Make an exact transcription of the material, leaving out all images.

Given records:
--------

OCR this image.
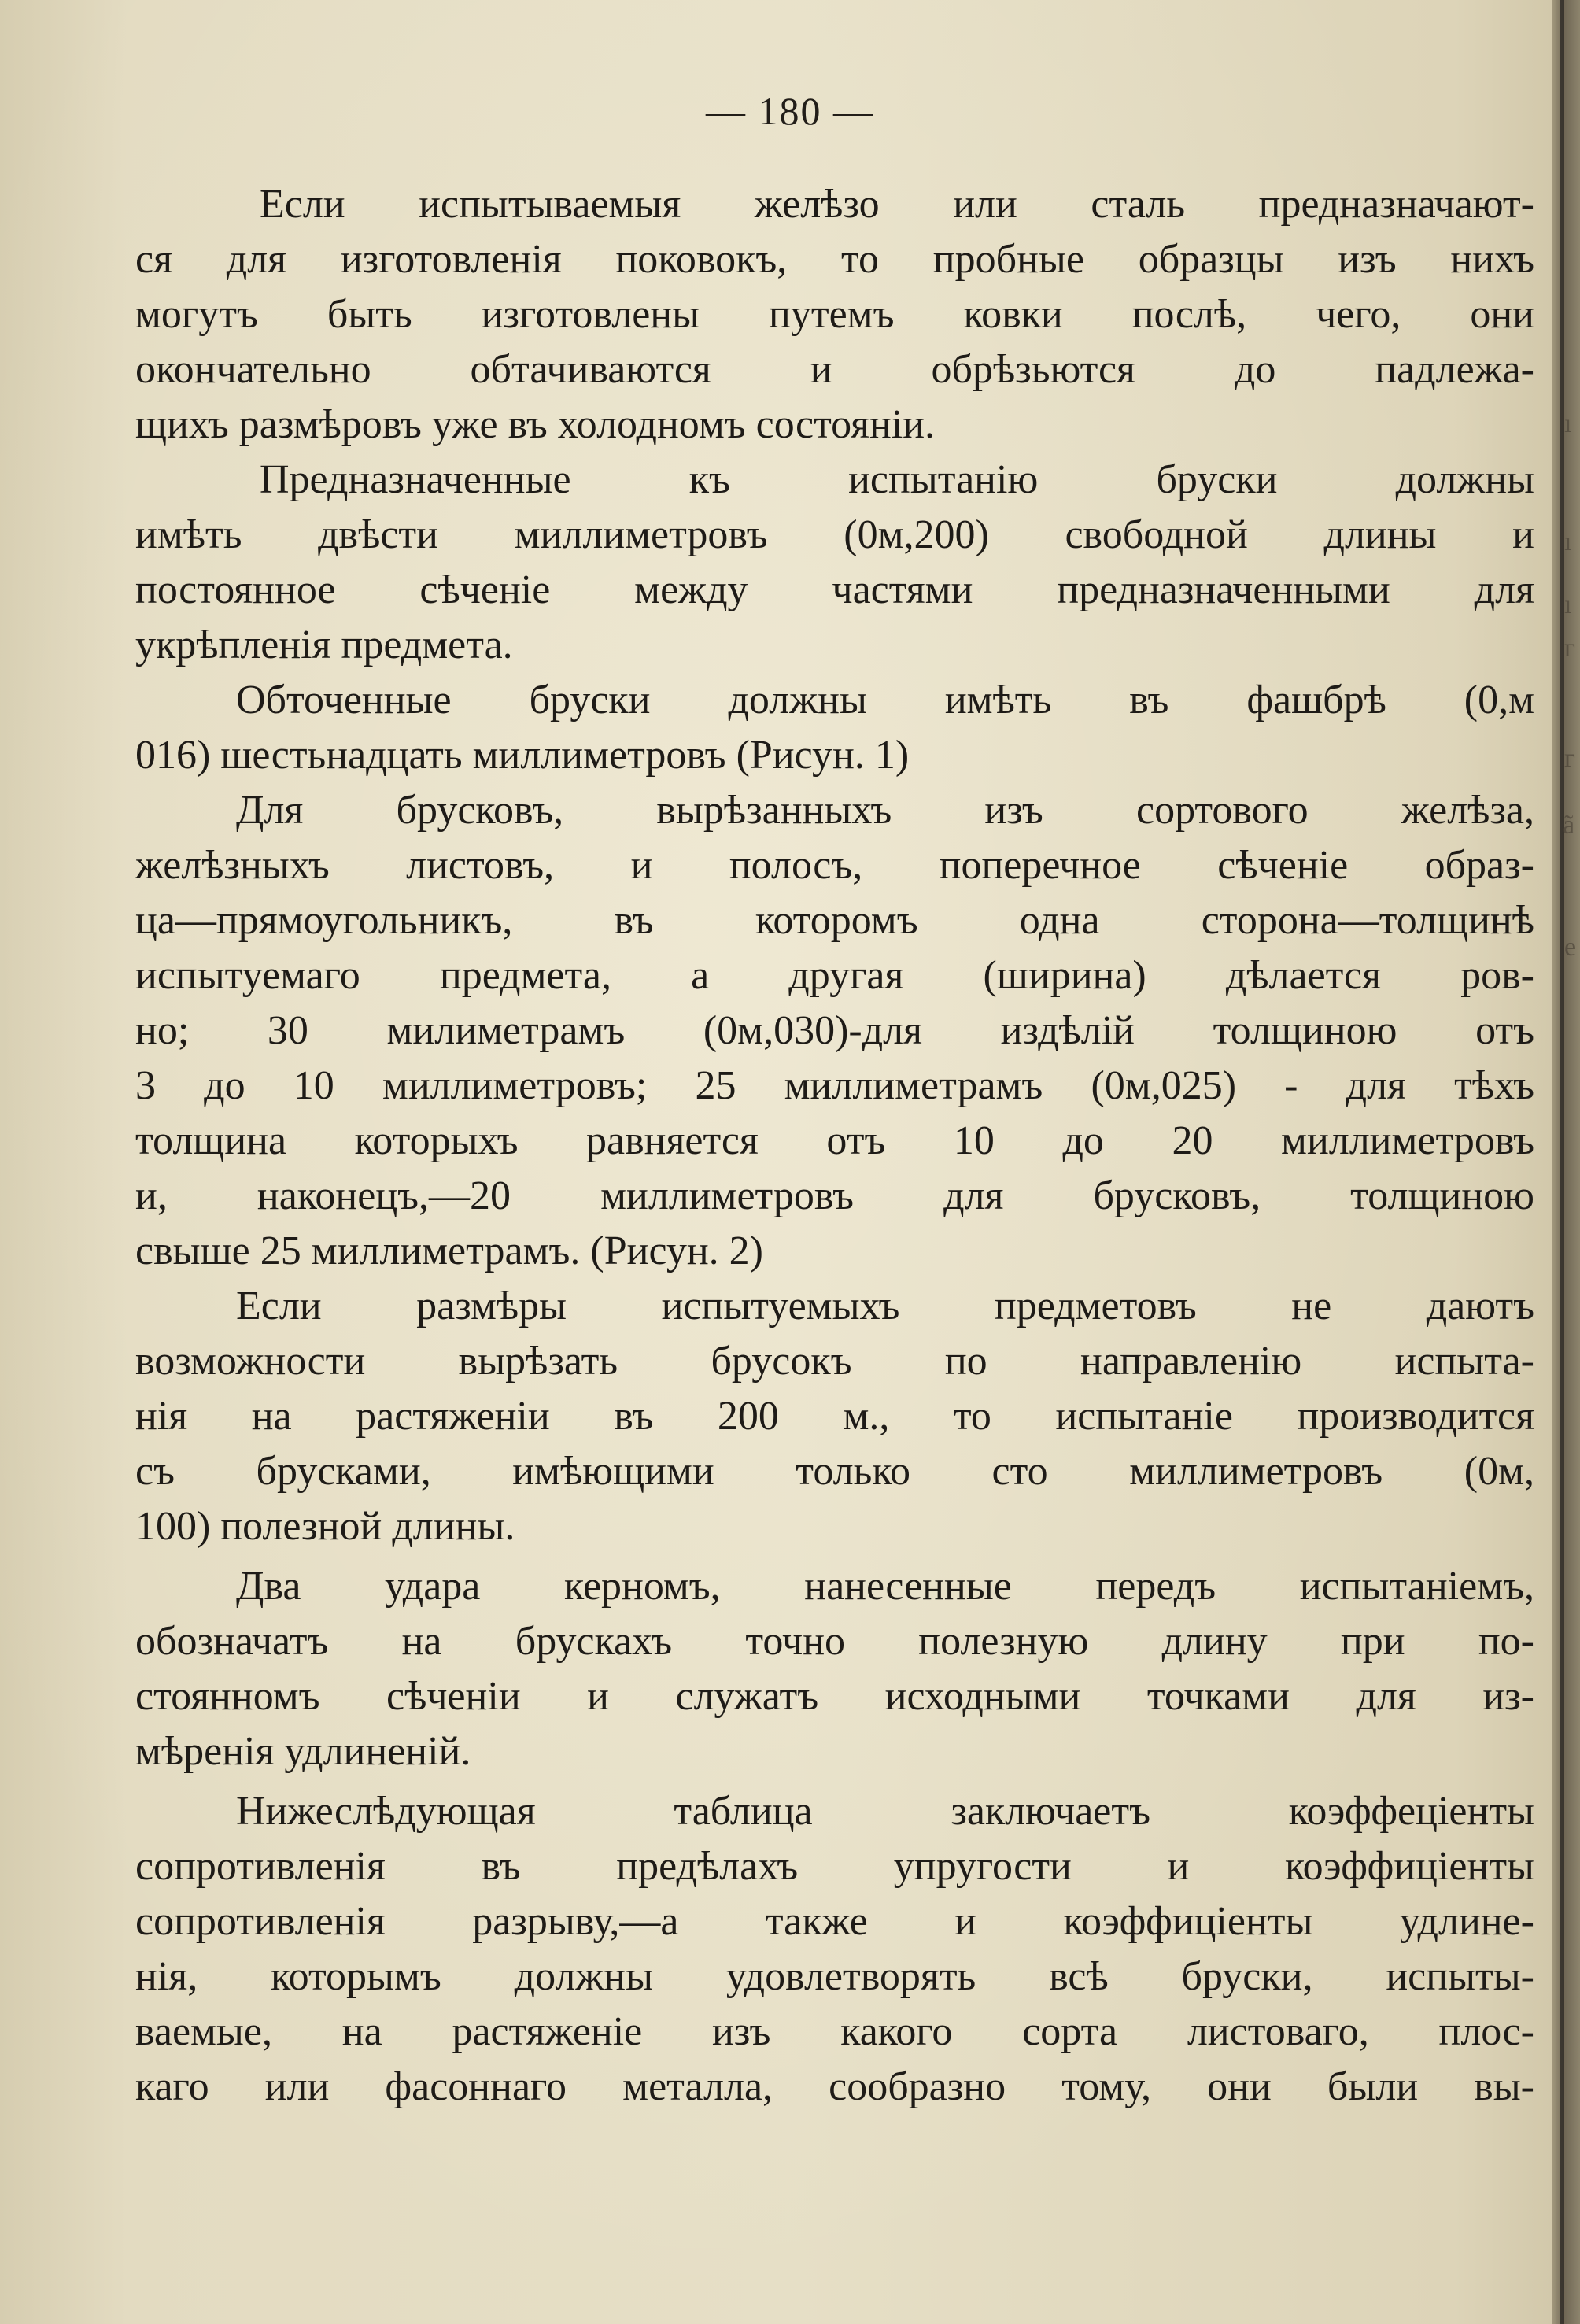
— 180 —
ı
ı
ı
г
г
ã
е
Если испытываемыя желѣзо или сталь предназначают-
ся для изготовленія поковокъ, то пробные образцы изъ нихъ
могутъ быть изготовлены путемъ ковки послѣ, чего, они
окончательно обтачиваются и обрѣзьются до падлежа-
щихъ размѣровъ уже въ холодномъ состояніи.
Предназначенные къ испытанію бруски должны
имѣть двѣсти миллиметровъ (0м,200) свободной длины и
постоянное сѣченіе между частями предназначенными для
укрѣпленія предмета.
Обточенные бруски должны имѣть въ фашбрѣ (0,м
016) шестьнадцать миллиметровъ (Рисун. 1)
Для брусковъ, вырѣзанныхъ изъ сортового желѣза,
желѣзныхъ листовъ, и полосъ, поперечное сѣченіе образ-
ца—прямоугольникъ, въ которомъ одна сторона—толщинѣ
испытуемаго предмета, а другая (ширина) дѣлается ров-
но; 30 милиметрамъ (0м,030)-для издѣлій толщиною отъ
3 до 10 миллиметровъ; 25 миллиметрамъ (0м,025) - для тѣхъ
толщина которыхъ равняется отъ 10 до 20 миллиметровъ
и, наконецъ,—20 миллиметровъ для брусковъ, толщиною
свыше 25 миллиметрамъ. (Рисун. 2)
Если размѣры испытуемыхъ предметовъ не даютъ
возможности вырѣзать брусокъ по направленію испыта-
нія на растяженіи въ 200 м., то испытаніе производится
съ брусками, имѣющими только сто миллиметровъ (0м,
100) полезной длины.
Два удара керномъ, нанесенные передъ испытаніемъ,
обозначатъ на брускахъ точно полезную длину при по-
стоянномъ сѣченіи и служатъ исходными точками для из-
мѣренія удлиненій.
Нижеслѣдующая таблица заключаетъ коэффеціенты
сопротивленія въ предѣлахъ упругости и коэффиціенты
сопротивленія разрыву,—а также и коэффиціенты удлине-
нія, которымъ должны удовлетворять всѣ бруски, испыты-
ваемые, на растяженіе изъ какого сорта листоваго, плос-
каго или фасоннаго металла, сообразно тому, они были вы-
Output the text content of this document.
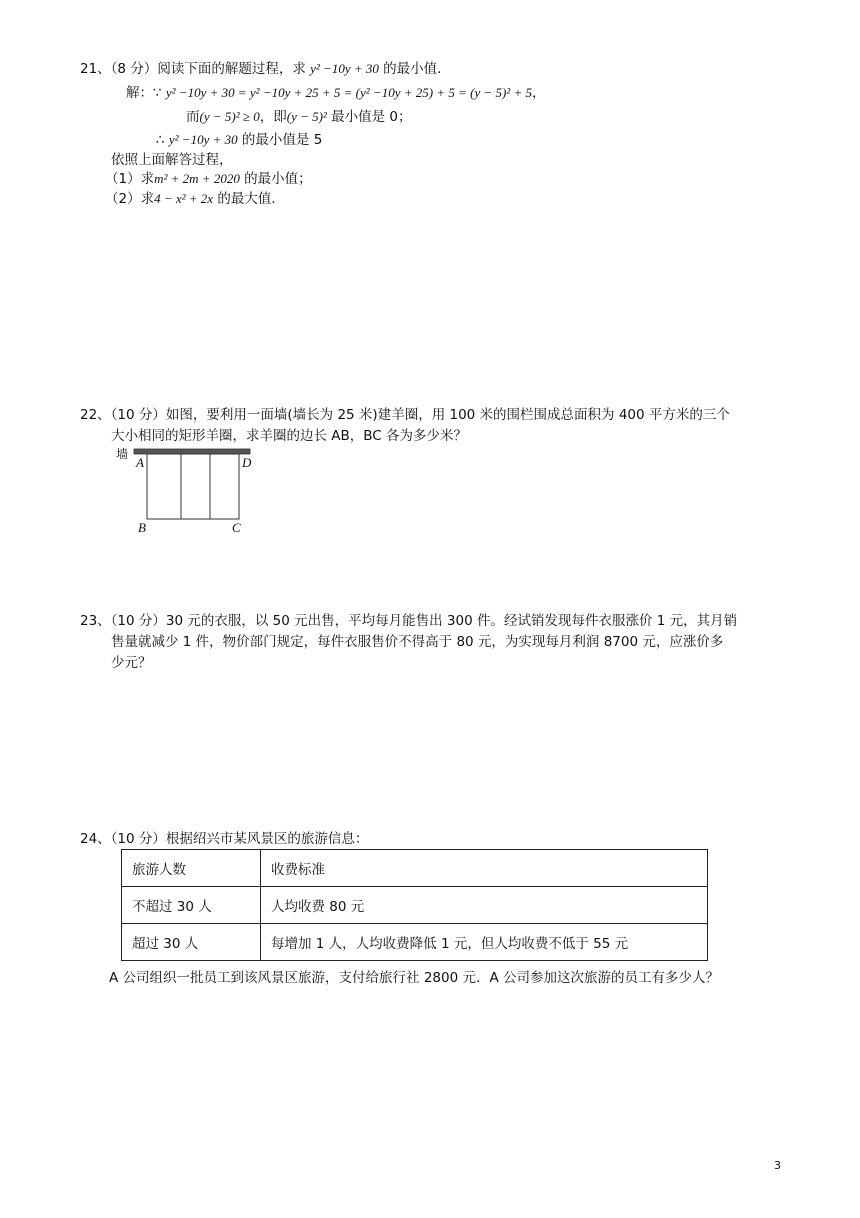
21、（8 分）阅读下面的解题过程，求 y² −10y + 30 的最小值．
解：∵ y² −10y + 30 = y² −10y + 25 + 5 = (y² −10y + 25) + 5 = (y − 5)² + 5，
而(y − 5)² ≥ 0，即(y − 5)² 最小值是 0；
∴ y² −10y + 30 的最小值是 5
依照上面解答过程，
（1）求m² + 2m + 2020 的最小值；
（2）求4 − x² + 2x 的最大值．
22、（10 分）如图，要利用一面墙(墙长为 25 米)建羊圈，用 100 米的围栏围成总面积为 400 平方米的三个
大小相同的矩形羊圈，求羊圈的边长 AB，BC 各为多少米？
墙
A	D
B	C
23、（10 分）30 元的衣服，以 50 元出售，平均每月能售出 300 件。经试销发现每件衣服涨价 1 元，其月销
售量就减少 1 件，物价部门规定，每件衣服售价不得高于 80 元，为实现每月利润 8700 元，应涨价多
少元？
24、（10 分）根据绍兴市某风景区的旅游信息：
旅游人数	收费标准
不超过 30 人	人均收费 80 元
超过 30 人	每增加 1 人，人均收费降低 1 元，但人均收费不低于 55 元
A 公司组织一批员工到该风景区旅游，支付给旅行社 2800 元．A 公司参加这次旅游的员工有多少人？
3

--------

Reply to the exercise:
OCR this image.
— 180 —
ı
ı
ı
г
г
ã
е
Если испытываемыя желѣзо или сталь предназначают-
ся для изготовленія поковокъ, то пробные образцы изъ нихъ
могутъ быть изготовлены путемъ ковки послѣ, чего, они
окончательно обтачиваются и обрѣзьются до падлежа-
щихъ размѣровъ уже въ холодномъ состояніи.
Предназначенные къ испытанію бруски должны
имѣть двѣсти миллиметровъ (0м,200) свободной длины и
постоянное сѣченіе между частями предназначенными для
укрѣпленія предмета.
Обточенные бруски должны имѣть въ фашбрѣ (0,м
016) шестьнадцать миллиметровъ (Рисун. 1)
Для брусковъ, вырѣзанныхъ изъ сортового желѣза,
желѣзныхъ листовъ, и полосъ, поперечное сѣченіе образ-
ца—прямоугольникъ, въ которомъ одна сторона—толщинѣ
испытуемаго предмета, а другая (ширина) дѣлается ров-
но; 30 милиметрамъ (0м,030)-для издѣлій толщиною отъ
3 до 10 миллиметровъ; 25 миллиметрамъ (0м,025) - для тѣхъ
толщина которыхъ равняется отъ 10 до 20 миллиметровъ
и, наконецъ,—20 миллиметровъ для брусковъ, толщиною
свыше 25 миллиметрамъ. (Рисун. 2)
Если размѣры испытуемыхъ предметовъ не даютъ
возможности вырѣзать брусокъ по направленію испыта-
нія на растяженіи въ 200 м., то испытаніе производится
съ брусками, имѣющими только сто миллиметровъ (0м,
100) полезной длины.
Два удара керномъ, нанесенные передъ испытаніемъ,
обозначатъ на брускахъ точно полезную длину при по-
стоянномъ сѣченіи и служатъ исходными точками для из-
мѣренія удлиненій.
Нижеслѣдующая таблица заключаетъ коэффеціенты
сопротивленія въ предѣлахъ упругости и коэффиціенты
сопротивленія разрыву,—а также и коэффиціенты удлине-
нія, которымъ должны удовлетворять всѣ бруски, испыты-
ваемые, на растяженіе изъ какого сорта листоваго, плос-
каго или фасоннаго металла, сообразно тому, они были вы-
Output the text content of this document.
21、（8 分）阅读下面的解题过程，求 y² −10y + 30 的最小值．
解：∵ y² −10y + 30 = y² −10y + 25 + 5 = (y² −10y + 25) + 5 = (y − 5)² + 5，
而(y − 5)² ≥ 0，即(y − 5)² 最小值是 0；
∴ y² −10y + 30 的最小值是 5
依照上面解答过程，
（1）求m² + 2m + 2020 的最小值；
（2）求4 − x² + 2x 的最大值．
22、（10 分）如图，要利用一面墙(墙长为 25 米)建羊圈，用 100 米的围栏围成总面积为 400 平方米的三个
大小相同的矩形羊圈，求羊圈的边长 AB，BC 各为多少米？
墙
A	D
B	C
23、（10 分）30 元的衣服，以 50 元出售，平均每月能售出 300 件。经试销发现每件衣服涨价 1 元，其月销
售量就减少 1 件，物价部门规定，每件衣服售价不得高于 80 元，为实现每月利润 8700 元，应涨价多
少元？
24、（10 分）根据绍兴市某风景区的旅游信息：
旅游人数	收费标准
不超过 30 人	人均收费 80 元
超过 30 人	每增加 1 人，人均收费降低 1 元，但人均收费不低于 55 元
A 公司组织一批员工到该风景区旅游，支付给旅行社 2800 元．A 公司参加这次旅游的员工有多少人？
3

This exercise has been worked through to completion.